** begin THE DATA **

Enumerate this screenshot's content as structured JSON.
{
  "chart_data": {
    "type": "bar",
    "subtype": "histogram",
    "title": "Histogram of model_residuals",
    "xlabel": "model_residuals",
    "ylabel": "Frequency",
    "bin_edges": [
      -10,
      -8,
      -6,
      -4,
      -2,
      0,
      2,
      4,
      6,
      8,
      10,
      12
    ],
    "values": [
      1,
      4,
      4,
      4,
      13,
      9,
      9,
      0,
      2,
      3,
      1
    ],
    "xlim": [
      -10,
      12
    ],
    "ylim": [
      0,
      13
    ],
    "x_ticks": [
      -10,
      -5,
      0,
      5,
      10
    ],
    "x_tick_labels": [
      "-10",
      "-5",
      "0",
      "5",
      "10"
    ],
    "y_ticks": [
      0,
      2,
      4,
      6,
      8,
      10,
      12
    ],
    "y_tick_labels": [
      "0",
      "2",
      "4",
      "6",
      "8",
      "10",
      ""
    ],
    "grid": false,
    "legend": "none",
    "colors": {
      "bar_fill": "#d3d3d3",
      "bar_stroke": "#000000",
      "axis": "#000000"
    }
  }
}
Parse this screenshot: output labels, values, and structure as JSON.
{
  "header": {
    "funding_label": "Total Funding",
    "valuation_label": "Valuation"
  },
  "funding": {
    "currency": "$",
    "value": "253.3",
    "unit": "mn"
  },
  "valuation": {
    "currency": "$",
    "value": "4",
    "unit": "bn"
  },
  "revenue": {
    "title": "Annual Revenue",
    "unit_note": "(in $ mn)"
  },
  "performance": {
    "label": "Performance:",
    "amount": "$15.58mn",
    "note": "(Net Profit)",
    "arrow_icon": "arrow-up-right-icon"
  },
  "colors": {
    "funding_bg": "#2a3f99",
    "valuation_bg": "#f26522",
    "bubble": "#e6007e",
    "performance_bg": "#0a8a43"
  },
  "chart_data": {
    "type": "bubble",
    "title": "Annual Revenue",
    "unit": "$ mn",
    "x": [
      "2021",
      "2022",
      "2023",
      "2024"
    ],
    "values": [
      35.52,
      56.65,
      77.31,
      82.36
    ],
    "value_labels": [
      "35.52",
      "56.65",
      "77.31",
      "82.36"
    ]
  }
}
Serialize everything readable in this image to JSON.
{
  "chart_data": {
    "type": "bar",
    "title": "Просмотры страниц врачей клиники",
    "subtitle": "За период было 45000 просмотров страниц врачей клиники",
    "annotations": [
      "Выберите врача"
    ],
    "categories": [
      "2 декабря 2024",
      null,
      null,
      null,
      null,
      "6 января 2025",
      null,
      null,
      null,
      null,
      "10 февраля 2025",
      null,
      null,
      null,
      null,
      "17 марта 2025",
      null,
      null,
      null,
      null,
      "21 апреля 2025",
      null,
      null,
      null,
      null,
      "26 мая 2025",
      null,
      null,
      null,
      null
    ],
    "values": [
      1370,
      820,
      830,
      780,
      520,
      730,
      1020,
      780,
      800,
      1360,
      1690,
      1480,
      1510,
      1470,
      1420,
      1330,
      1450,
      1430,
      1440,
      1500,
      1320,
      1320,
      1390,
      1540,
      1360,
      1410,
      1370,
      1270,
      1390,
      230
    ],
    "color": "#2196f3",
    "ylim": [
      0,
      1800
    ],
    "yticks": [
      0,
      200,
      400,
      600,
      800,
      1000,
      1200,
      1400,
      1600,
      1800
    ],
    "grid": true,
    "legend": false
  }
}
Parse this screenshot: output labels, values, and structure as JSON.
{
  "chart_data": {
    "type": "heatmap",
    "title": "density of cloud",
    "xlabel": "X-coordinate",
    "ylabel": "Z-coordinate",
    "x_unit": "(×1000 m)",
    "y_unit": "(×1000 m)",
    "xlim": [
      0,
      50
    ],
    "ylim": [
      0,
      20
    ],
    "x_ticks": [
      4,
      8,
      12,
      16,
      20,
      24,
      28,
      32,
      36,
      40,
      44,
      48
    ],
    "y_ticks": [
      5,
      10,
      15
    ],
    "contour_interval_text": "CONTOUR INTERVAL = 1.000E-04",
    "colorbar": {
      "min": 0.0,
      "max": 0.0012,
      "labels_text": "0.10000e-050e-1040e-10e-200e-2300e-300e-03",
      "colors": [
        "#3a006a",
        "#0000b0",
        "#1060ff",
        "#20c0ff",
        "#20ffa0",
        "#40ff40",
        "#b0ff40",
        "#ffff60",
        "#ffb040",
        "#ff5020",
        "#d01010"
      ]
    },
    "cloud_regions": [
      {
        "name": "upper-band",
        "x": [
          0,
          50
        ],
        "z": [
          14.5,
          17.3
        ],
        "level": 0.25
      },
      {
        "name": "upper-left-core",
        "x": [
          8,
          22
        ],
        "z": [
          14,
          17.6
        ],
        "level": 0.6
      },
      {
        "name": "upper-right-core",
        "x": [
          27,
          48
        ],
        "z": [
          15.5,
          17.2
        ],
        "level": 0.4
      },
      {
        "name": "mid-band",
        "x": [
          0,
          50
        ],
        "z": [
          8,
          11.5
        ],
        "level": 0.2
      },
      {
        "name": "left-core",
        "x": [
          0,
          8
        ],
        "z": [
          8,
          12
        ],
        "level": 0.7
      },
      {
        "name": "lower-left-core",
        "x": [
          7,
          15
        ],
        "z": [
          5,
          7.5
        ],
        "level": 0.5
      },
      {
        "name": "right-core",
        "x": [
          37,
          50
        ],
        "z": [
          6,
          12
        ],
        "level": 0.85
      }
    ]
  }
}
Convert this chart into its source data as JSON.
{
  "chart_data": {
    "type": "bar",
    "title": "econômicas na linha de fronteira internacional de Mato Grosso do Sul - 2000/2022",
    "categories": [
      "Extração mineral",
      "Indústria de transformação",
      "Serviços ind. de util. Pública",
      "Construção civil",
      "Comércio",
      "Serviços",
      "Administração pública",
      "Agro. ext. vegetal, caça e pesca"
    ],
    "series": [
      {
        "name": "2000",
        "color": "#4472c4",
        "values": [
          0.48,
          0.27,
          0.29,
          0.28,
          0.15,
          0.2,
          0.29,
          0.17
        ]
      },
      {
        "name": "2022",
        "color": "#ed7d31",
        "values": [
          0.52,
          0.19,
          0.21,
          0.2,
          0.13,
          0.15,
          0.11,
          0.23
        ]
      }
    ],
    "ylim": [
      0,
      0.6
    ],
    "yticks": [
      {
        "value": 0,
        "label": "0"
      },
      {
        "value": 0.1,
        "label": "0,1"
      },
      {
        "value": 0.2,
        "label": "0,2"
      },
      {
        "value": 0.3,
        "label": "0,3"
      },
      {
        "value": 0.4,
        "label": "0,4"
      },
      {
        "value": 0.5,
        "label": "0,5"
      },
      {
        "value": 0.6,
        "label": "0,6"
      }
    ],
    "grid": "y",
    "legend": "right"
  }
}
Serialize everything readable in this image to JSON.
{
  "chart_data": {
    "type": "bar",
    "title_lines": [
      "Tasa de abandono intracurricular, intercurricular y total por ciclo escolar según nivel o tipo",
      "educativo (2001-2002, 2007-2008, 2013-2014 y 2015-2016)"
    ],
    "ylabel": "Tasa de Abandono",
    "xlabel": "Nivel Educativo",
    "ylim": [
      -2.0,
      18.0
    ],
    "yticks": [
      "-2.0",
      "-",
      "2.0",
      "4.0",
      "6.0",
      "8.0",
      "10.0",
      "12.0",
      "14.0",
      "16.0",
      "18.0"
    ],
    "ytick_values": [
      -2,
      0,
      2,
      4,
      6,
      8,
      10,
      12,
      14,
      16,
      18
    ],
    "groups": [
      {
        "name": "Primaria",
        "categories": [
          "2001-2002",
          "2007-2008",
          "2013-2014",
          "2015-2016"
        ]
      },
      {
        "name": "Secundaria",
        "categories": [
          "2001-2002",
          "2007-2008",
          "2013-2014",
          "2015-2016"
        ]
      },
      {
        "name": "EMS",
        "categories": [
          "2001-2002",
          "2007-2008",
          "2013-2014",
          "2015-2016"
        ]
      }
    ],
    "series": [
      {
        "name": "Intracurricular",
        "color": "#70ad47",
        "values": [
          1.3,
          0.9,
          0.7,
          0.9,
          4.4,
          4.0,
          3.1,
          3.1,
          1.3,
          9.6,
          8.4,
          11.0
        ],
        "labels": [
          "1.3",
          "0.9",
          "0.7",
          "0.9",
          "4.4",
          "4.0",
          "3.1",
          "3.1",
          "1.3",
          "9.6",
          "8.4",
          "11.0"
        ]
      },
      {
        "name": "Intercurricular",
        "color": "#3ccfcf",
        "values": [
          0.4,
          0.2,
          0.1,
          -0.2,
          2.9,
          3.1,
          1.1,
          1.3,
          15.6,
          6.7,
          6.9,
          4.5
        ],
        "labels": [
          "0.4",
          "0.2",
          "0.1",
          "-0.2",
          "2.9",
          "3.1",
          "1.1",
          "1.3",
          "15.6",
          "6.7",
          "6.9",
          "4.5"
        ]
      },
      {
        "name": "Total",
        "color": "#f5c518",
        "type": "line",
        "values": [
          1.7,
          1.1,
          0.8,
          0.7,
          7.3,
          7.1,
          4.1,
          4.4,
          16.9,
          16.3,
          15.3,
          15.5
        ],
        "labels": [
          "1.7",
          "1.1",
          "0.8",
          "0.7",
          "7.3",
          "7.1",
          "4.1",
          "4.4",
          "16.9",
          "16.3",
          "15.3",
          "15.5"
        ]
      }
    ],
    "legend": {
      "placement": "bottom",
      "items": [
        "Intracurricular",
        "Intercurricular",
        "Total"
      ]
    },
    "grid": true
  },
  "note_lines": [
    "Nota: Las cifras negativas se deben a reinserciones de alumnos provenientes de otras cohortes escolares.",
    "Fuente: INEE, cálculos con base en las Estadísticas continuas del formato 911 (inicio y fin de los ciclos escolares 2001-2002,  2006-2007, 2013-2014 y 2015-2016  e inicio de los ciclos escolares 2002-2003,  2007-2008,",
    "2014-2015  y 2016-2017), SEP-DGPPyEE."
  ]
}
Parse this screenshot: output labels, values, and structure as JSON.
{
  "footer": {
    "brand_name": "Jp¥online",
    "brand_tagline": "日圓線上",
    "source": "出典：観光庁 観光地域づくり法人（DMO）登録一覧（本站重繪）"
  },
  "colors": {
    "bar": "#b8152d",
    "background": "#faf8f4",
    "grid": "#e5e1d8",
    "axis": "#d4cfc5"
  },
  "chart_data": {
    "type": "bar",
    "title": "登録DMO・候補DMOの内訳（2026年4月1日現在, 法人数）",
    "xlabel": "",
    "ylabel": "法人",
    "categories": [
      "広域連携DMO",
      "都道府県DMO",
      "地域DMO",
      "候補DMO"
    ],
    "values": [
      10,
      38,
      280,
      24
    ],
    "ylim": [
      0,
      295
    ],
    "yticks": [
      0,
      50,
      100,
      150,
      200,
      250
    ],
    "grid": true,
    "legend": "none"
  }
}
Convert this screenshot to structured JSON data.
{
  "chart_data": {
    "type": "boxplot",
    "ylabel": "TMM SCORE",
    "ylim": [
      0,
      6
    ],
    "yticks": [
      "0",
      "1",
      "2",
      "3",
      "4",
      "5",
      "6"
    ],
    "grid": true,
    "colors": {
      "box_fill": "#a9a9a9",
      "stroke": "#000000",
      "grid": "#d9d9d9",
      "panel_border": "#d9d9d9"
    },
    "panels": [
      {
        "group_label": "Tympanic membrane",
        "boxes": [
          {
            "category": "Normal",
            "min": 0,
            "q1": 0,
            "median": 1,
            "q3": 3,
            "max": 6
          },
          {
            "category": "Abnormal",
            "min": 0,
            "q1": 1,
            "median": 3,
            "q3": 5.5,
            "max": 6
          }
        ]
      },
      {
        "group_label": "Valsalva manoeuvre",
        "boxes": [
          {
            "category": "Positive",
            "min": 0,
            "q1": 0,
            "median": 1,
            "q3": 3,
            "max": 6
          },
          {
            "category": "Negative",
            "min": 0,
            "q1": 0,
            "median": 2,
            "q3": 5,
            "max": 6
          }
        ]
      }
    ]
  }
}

** end THE DATA **

= WHAT YOU ARE ASKED TO DO =
Copy every line of the data that holds the string "клиники".

= PROBLEM SOLUTION =
    "title": "Просмотры страниц врачей клиники",
    "subtitle": "За период было 45000 просмотров страниц врачей клиники",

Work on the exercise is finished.